EXTRACTED ENTRIES:
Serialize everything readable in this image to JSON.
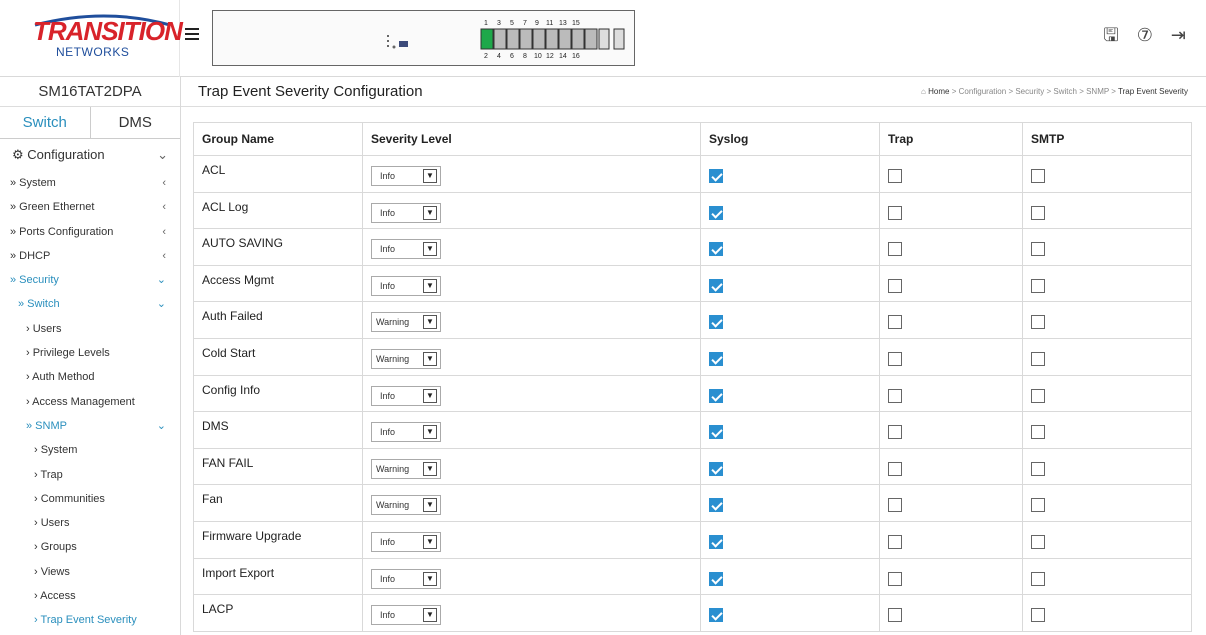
{
  "brand": {
    "line1": "TRANSITION",
    "line2": "NETWORKS"
  },
  "device_name": "SM16TAT2DPA",
  "tabs": [
    {
      "label": "Switch"
    },
    {
      "label": "DMS"
    }
  ],
  "nav": {
    "config_label": "Configuration",
    "items": [
      {
        "label": "» System",
        "chev": "‹"
      },
      {
        "label": "» Green Ethernet",
        "chev": "‹"
      },
      {
        "label": "» Ports Configuration",
        "chev": "‹"
      },
      {
        "label": "» DHCP",
        "chev": "‹"
      },
      {
        "label": "» Security",
        "chev": "⌄"
      },
      {
        "label": "» Switch",
        "chev": "⌄"
      },
      {
        "label": "› Users",
        "chev": ""
      },
      {
        "label": "› Privilege Levels",
        "chev": ""
      },
      {
        "label": "› Auth Method",
        "chev": ""
      },
      {
        "label": "› Access Management",
        "chev": ""
      },
      {
        "label": "» SNMP",
        "chev": "⌄"
      },
      {
        "label": "› System",
        "chev": ""
      },
      {
        "label": "› Trap",
        "chev": ""
      },
      {
        "label": "› Communities",
        "chev": ""
      },
      {
        "label": "› Users",
        "chev": ""
      },
      {
        "label": "› Groups",
        "chev": ""
      },
      {
        "label": "› Views",
        "chev": ""
      },
      {
        "label": "› Access",
        "chev": ""
      },
      {
        "label": "› Trap Event Severity",
        "chev": ""
      }
    ]
  },
  "page_title": "Trap Event Severity Configuration",
  "breadcrumb": {
    "home": "Home",
    "parts": [
      "Configuration",
      "Security",
      "Switch",
      "SNMP"
    ],
    "current": "Trap Event Severity",
    "sep": ">"
  },
  "table": {
    "headers": [
      "Group Name",
      "Severity Level",
      "Syslog",
      "Trap",
      "SMTP"
    ],
    "rows": [
      {
        "name": "ACL",
        "severity": "Info",
        "syslog": true,
        "trap": false,
        "smtp": false
      },
      {
        "name": "ACL Log",
        "severity": "Info",
        "syslog": true,
        "trap": false,
        "smtp": false
      },
      {
        "name": "AUTO SAVING",
        "severity": "Info",
        "syslog": true,
        "trap": false,
        "smtp": false
      },
      {
        "name": "Access Mgmt",
        "severity": "Info",
        "syslog": true,
        "trap": false,
        "smtp": false
      },
      {
        "name": "Auth Failed",
        "severity": "Warning",
        "syslog": true,
        "trap": false,
        "smtp": false
      },
      {
        "name": "Cold Start",
        "severity": "Warning",
        "syslog": true,
        "trap": false,
        "smtp": false
      },
      {
        "name": "Config Info",
        "severity": "Info",
        "syslog": true,
        "trap": false,
        "smtp": false
      },
      {
        "name": "DMS",
        "severity": "Info",
        "syslog": true,
        "trap": false,
        "smtp": false
      },
      {
        "name": "FAN FAIL",
        "severity": "Warning",
        "syslog": true,
        "trap": false,
        "smtp": false
      },
      {
        "name": "Fan",
        "severity": "Warning",
        "syslog": true,
        "trap": false,
        "smtp": false
      },
      {
        "name": "Firmware Upgrade",
        "severity": "Info",
        "syslog": true,
        "trap": false,
        "smtp": false
      },
      {
        "name": "Import Export",
        "severity": "Info",
        "syslog": true,
        "trap": false,
        "smtp": false
      },
      {
        "name": "LACP",
        "severity": "Info",
        "syslog": true,
        "trap": false,
        "smtp": false
      }
    ]
  },
  "colors": {
    "accent": "#2a8fbd",
    "brand_red": "#d8232a",
    "brand_blue": "#1f4e9c",
    "checkbox": "#2a8fd0"
  },
  "icons": [
    "menu-icon",
    "save-icon",
    "help-icon",
    "logout-icon",
    "gear-icon"
  ]
}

TASK STATEMENT:
From the listing above, copy every line that holds the string "Access".

SOLVED PROBLEM:
        "label": "› Access Management",
        "label": "› Access",
        "name": "Access Mgmt",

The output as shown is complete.